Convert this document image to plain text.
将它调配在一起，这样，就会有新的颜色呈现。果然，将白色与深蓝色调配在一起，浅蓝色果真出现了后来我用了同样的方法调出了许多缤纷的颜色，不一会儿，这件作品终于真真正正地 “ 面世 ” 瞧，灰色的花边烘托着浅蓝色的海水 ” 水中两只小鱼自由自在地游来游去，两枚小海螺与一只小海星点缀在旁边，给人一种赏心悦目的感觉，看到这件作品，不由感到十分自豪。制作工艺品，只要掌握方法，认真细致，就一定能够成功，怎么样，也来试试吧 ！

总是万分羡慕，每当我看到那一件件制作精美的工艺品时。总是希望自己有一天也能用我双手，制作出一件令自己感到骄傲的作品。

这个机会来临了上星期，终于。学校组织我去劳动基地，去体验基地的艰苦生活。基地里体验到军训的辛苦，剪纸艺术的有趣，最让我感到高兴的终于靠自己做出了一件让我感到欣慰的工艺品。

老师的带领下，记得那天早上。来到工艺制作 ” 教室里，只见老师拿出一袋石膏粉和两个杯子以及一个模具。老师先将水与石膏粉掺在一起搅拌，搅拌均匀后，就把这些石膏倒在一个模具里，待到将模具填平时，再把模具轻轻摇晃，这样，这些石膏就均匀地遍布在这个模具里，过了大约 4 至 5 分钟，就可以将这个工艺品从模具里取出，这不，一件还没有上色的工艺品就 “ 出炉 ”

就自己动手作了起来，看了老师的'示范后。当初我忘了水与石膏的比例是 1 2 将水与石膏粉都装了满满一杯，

# # # #

■ **Required work**
Write out the data exactly as it stands.

■ **Final result**
Convert this document image to plain text.
将它调配在一起，这样，就会有新的颜色呈现。果然，将白色与深蓝色调配在一起，浅蓝色果真出现了后来我用了同样的方法调出了许多缤纷的颜色，不一会儿，这件作品终于真真正正地 “ 面世 ” 瞧，灰色的花边烘托着浅蓝色的海水 ” 水中两只小鱼自由自在地游来游去，两枚小海螺与一只小海星点缀在旁边，给人一种赏心悦目的感觉，看到这件作品，不由感到十分自豪。制作工艺品，只要掌握方法，认真细致，就一定能够成功，怎么样，也来试试吧 ！

总是万分羡慕，每当我看到那一件件制作精美的工艺品时。总是希望自己有一天也能用我双手，制作出一件令自己感到骄傲的作品。

这个机会来临了上星期，终于。学校组织我去劳动基地，去体验基地的艰苦生活。基地里体验到军训的辛苦，剪纸艺术的有趣，最让我感到高兴的终于靠自己做出了一件让我感到欣慰的工艺品。

老师的带领下，记得那天早上。来到工艺制作 ” 教室里，只见老师拿出一袋石膏粉和两个杯子以及一个模具。老师先将水与石膏粉掺在一起搅拌，搅拌均匀后，就把这些石膏倒在一个模具里，待到将模具填平时，再把模具轻轻摇晃，这样，这些石膏就均匀地遍布在这个模具里，过了大约 4 至 5 分钟，就可以将这个工艺品从模具里取出，这不，一件还没有上色的工艺品就 “ 出炉 ”

就自己动手作了起来，看了老师的'示范后。当初我忘了水与石膏的比例是 1 2 将水与石膏粉都装了满满一杯，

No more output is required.